§ **Information given**:
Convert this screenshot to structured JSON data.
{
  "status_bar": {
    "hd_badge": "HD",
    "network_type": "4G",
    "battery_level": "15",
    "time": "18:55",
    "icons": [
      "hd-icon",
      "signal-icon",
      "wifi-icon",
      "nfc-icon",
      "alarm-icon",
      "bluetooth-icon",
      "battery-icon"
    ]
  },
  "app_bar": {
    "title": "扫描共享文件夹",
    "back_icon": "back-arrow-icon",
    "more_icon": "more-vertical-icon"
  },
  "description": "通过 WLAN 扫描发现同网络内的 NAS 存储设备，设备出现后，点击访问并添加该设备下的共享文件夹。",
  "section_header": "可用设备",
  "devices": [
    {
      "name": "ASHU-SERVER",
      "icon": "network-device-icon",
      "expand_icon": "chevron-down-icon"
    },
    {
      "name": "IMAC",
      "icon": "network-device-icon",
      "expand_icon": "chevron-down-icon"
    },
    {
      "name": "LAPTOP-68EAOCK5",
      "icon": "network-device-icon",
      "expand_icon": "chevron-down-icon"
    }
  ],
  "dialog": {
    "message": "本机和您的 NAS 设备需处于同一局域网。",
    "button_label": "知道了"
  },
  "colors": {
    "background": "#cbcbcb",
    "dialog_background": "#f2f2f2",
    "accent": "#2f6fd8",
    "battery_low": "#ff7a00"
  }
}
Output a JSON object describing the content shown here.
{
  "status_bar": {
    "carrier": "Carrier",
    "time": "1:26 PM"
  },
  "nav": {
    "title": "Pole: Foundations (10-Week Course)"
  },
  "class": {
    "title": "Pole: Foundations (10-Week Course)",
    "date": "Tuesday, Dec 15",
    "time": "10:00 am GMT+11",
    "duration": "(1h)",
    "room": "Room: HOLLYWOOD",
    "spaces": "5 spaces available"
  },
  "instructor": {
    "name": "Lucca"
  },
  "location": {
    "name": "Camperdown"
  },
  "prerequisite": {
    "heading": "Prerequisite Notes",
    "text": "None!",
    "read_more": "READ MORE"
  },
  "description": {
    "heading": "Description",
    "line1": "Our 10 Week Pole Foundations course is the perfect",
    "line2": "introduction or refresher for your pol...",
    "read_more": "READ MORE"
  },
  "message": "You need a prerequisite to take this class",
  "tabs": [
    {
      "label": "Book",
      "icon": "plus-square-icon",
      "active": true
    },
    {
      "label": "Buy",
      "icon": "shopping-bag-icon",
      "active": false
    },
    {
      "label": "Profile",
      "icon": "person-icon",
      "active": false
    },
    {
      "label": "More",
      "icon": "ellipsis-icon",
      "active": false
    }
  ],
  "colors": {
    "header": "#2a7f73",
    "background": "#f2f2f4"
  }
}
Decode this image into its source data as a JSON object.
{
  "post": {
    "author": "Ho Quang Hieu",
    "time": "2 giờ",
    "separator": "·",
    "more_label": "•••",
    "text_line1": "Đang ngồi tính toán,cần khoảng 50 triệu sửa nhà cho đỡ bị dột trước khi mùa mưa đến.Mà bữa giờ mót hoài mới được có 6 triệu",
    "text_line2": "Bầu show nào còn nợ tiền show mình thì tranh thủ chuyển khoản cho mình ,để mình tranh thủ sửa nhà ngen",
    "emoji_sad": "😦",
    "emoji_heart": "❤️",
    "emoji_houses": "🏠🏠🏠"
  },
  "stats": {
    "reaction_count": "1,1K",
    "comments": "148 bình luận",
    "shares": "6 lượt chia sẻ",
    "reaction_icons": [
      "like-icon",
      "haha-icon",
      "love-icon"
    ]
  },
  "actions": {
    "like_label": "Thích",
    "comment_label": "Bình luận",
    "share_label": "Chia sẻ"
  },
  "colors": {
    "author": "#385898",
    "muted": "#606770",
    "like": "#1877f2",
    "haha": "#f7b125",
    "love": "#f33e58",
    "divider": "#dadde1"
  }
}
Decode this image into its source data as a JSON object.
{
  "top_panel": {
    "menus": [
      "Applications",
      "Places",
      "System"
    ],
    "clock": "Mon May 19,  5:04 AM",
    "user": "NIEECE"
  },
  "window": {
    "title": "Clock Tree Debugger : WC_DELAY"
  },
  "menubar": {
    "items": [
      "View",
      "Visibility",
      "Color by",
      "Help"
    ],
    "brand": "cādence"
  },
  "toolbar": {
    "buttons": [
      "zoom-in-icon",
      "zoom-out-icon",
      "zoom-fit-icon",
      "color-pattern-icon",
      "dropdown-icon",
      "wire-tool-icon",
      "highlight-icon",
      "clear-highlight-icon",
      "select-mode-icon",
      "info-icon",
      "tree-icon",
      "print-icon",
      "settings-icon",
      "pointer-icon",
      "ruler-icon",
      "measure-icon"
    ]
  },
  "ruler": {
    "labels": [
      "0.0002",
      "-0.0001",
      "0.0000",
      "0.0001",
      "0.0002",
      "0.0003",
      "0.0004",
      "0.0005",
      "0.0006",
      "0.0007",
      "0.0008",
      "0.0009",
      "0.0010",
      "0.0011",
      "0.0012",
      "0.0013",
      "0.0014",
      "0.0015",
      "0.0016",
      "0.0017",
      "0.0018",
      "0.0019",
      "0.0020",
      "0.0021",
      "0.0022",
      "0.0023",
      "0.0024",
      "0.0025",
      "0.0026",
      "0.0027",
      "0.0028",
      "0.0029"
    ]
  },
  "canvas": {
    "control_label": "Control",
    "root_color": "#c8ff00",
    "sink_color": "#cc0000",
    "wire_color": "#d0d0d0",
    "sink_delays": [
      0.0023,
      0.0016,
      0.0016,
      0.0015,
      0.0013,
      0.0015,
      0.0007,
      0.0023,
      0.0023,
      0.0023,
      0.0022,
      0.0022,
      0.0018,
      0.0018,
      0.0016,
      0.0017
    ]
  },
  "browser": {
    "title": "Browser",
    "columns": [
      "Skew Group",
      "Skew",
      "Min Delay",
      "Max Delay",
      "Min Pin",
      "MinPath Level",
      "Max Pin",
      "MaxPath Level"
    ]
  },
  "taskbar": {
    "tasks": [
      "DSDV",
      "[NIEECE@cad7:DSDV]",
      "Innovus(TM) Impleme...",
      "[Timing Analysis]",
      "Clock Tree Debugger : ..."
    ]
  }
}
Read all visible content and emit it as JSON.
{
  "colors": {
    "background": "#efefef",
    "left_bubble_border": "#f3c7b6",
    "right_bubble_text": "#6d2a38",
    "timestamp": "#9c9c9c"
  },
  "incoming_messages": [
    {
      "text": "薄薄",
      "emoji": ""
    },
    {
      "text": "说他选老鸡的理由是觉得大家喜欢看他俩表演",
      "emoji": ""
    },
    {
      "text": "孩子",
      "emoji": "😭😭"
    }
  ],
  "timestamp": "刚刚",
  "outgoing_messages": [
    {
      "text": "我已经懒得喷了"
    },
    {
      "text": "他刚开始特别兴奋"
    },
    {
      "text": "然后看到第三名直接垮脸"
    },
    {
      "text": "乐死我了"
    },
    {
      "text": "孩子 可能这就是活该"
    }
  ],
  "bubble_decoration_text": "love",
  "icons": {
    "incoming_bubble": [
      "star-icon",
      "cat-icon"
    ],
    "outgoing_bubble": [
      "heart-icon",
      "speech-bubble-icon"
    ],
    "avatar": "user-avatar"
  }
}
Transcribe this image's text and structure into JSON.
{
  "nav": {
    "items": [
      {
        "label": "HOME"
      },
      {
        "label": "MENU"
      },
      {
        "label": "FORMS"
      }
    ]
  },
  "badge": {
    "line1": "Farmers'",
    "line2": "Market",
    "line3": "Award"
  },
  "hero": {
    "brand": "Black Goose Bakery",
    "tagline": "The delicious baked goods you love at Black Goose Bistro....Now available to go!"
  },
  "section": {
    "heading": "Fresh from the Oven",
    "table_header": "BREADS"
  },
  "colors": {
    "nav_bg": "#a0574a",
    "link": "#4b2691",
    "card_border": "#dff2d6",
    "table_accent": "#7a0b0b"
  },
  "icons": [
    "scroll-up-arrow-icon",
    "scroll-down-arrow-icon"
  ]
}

§ **Job**: Look for the word "highlight" and return every line where it occurs.

§ **Exercise answer**:
      "highlight-icon",
      "clear-highlight-icon",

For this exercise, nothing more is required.